◆ **Short exercise**: Assemble all lines in which the string "Waveform" appears.

Begin Dataset extract

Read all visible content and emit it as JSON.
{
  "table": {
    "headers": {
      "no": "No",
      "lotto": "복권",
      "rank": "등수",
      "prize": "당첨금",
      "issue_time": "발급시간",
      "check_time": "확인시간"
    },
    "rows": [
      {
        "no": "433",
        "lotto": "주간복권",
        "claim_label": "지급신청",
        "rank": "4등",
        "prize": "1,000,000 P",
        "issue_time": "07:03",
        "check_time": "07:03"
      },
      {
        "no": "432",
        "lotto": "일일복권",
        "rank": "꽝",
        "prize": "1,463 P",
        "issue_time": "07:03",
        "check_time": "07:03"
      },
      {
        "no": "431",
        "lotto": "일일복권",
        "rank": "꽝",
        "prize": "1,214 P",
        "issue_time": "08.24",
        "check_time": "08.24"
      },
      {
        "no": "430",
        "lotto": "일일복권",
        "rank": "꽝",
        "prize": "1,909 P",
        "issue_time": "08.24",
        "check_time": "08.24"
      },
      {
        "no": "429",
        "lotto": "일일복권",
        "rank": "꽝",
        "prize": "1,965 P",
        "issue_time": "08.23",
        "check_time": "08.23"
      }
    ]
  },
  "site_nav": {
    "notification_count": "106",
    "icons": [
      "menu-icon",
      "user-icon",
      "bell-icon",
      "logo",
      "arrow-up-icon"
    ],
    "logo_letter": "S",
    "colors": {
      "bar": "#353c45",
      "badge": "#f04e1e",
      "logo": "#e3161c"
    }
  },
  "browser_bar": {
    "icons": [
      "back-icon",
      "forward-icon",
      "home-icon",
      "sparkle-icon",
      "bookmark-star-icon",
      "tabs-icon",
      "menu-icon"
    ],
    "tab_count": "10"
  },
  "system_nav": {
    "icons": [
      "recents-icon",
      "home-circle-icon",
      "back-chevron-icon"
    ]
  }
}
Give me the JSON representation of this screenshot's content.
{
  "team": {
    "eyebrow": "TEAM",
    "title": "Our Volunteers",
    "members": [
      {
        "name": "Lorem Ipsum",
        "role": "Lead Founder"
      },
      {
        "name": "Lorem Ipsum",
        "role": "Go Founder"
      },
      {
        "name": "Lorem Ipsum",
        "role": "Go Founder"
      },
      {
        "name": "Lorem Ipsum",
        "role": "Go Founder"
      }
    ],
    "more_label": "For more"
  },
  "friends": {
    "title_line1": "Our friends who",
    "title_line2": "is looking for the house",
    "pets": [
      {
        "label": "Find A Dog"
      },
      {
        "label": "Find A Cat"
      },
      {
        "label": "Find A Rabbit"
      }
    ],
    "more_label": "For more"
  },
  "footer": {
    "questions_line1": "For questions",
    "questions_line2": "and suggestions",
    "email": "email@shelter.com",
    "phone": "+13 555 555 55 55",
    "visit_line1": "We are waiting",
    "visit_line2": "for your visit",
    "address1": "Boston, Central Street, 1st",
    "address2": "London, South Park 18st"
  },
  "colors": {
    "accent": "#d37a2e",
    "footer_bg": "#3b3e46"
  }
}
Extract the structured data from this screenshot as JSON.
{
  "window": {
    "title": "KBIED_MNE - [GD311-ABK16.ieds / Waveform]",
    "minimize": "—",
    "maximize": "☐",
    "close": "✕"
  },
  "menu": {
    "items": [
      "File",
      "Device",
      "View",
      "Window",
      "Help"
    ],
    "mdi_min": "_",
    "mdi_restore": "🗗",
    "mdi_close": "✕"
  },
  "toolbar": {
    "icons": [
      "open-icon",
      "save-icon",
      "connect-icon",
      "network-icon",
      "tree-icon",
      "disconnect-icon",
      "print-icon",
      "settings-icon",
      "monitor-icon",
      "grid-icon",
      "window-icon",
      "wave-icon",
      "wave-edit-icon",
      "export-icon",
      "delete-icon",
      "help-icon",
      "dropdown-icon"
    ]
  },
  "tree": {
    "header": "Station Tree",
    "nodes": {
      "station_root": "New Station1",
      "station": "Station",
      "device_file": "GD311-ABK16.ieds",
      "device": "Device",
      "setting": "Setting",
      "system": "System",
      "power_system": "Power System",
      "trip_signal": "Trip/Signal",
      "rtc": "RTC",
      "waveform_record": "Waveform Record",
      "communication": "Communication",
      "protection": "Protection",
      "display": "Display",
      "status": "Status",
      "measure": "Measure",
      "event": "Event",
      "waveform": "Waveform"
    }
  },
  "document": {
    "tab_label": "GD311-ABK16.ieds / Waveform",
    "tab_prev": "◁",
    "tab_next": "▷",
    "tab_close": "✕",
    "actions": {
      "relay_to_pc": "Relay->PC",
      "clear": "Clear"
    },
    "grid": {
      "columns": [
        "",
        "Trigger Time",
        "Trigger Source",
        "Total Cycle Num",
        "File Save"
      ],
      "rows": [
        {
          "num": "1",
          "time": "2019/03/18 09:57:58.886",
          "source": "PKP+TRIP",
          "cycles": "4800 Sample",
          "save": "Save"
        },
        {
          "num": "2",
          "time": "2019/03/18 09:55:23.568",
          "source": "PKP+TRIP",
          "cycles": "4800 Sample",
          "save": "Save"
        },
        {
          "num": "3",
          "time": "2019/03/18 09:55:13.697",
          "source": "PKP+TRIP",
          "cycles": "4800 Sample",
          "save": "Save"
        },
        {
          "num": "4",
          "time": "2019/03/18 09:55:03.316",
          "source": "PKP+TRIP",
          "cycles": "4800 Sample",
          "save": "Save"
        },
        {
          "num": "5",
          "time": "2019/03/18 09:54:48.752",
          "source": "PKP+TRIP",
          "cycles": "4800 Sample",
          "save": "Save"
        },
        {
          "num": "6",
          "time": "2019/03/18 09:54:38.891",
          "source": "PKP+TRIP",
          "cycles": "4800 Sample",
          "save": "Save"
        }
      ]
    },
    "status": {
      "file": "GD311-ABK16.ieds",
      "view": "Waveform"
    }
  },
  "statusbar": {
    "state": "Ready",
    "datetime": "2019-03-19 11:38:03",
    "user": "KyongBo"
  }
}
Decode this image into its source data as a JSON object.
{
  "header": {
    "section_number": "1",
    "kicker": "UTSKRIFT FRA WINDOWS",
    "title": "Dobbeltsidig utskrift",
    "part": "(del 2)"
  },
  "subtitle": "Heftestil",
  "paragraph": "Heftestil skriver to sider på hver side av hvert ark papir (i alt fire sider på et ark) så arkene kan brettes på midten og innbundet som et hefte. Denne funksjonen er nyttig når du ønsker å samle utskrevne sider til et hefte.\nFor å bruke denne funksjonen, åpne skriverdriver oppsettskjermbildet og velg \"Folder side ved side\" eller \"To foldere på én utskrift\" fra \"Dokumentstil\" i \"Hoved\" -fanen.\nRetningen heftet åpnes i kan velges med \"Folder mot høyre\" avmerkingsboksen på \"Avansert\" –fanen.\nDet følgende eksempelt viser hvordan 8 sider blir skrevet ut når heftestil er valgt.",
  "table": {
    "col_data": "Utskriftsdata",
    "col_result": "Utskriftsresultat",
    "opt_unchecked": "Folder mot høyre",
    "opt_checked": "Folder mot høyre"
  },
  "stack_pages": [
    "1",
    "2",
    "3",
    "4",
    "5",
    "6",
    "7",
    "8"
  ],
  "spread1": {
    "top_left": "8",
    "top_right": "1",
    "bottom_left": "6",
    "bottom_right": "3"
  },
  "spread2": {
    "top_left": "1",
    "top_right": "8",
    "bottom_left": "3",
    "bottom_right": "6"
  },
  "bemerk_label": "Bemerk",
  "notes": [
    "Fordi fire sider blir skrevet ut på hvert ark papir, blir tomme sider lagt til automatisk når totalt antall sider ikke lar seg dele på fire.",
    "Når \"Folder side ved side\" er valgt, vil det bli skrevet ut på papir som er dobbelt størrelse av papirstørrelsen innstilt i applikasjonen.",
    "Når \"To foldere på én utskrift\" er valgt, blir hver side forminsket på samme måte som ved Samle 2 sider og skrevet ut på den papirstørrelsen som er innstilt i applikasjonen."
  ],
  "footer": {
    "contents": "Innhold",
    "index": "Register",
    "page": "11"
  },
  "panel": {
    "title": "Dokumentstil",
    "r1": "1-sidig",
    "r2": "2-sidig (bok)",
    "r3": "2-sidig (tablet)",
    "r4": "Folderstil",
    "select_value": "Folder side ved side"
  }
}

End Dataset extract

◆ **Result of this exercise**:
    "title": "KBIED_MNE - [GD311-ABK16.ieds / Waveform]",
      "waveform_record": "Waveform Record",
      "waveform": "Waveform"
    "tab_label": "GD311-ABK16.ieds / Waveform",
      "view": "Waveform"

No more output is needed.